— What this task involves —
Report how many lines contain "Область". Give the number and nothing else.

— Stored items —
^^^^^^^^^^^^^^^^

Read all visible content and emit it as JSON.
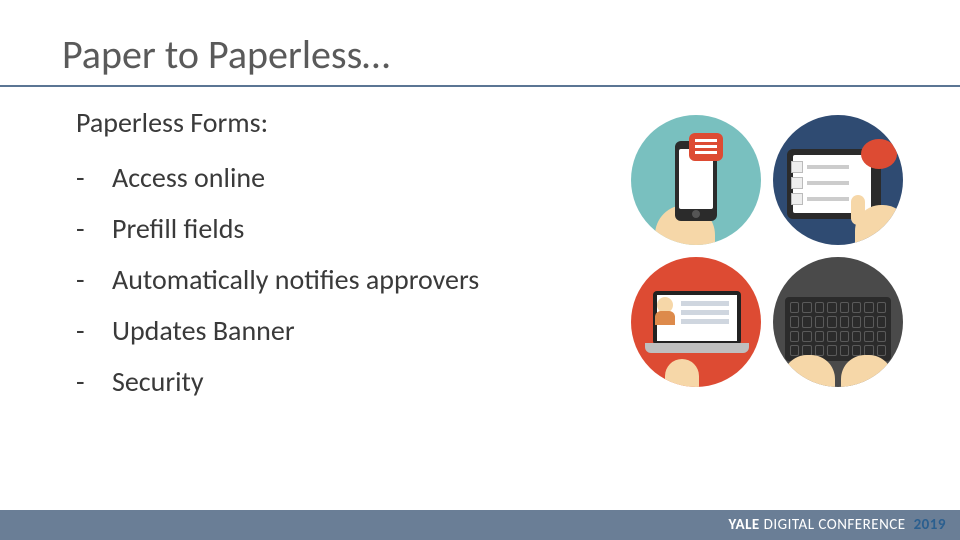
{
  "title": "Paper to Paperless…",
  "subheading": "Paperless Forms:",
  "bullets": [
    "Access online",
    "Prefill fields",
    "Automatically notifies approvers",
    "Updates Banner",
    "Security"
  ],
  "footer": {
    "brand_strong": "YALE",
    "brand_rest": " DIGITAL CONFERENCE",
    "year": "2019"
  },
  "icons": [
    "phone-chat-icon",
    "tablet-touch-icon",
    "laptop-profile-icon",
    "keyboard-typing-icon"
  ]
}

^^^^^^^^^^^^^^^^

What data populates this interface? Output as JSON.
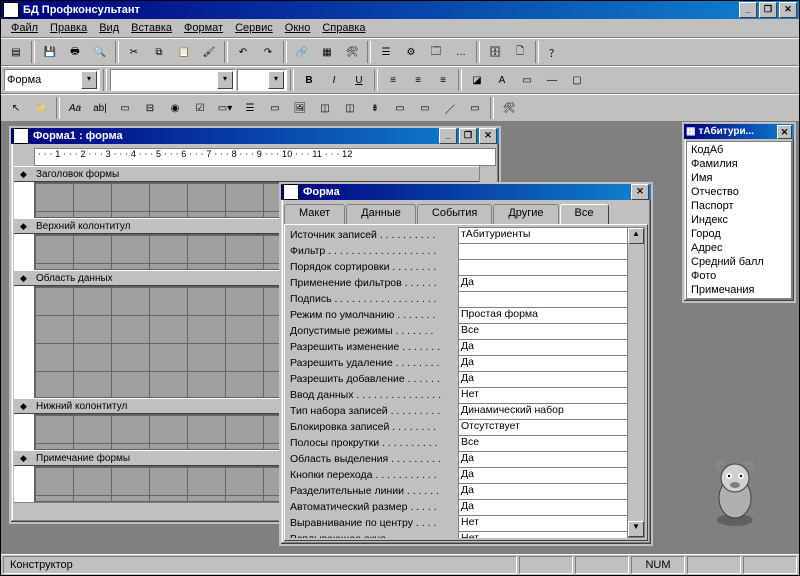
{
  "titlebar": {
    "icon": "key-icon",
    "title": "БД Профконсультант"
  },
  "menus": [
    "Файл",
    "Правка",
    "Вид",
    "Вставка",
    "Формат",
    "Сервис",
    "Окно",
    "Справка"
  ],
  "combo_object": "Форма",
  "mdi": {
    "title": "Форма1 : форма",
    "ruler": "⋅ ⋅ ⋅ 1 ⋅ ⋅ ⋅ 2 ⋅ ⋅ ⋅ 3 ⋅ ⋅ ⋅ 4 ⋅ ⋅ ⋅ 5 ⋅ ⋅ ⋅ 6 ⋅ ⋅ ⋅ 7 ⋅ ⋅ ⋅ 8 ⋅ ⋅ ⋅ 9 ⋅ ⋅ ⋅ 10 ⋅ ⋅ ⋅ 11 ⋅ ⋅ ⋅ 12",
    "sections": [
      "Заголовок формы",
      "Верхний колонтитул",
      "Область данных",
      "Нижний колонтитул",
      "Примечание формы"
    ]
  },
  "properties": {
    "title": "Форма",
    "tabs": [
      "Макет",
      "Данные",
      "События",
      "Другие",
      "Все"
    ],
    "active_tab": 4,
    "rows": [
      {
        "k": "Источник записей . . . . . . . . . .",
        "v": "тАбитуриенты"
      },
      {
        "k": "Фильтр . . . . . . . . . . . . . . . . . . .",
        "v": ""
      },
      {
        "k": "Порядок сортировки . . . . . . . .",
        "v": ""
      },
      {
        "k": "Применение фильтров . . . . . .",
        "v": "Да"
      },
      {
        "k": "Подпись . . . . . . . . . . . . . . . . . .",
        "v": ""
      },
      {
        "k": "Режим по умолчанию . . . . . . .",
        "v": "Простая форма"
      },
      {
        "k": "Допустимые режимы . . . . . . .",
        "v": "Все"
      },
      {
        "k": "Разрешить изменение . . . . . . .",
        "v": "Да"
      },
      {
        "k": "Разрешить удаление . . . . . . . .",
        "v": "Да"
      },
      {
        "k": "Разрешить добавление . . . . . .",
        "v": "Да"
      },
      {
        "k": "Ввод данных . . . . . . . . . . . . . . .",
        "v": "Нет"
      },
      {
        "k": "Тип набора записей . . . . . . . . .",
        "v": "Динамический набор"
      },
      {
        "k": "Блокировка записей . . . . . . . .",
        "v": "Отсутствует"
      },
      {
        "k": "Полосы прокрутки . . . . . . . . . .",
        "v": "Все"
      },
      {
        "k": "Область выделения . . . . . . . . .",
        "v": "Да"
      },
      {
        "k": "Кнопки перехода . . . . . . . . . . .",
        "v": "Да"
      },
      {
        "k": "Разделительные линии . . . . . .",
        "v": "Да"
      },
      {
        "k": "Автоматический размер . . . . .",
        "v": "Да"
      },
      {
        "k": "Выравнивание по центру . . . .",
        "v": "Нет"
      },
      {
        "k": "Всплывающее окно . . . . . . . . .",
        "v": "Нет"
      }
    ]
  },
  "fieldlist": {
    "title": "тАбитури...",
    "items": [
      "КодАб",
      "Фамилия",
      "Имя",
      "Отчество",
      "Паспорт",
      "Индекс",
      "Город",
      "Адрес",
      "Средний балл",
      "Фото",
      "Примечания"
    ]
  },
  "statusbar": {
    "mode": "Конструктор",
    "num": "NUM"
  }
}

^^^^^^^^^^^^^^^^

— Final answer —
2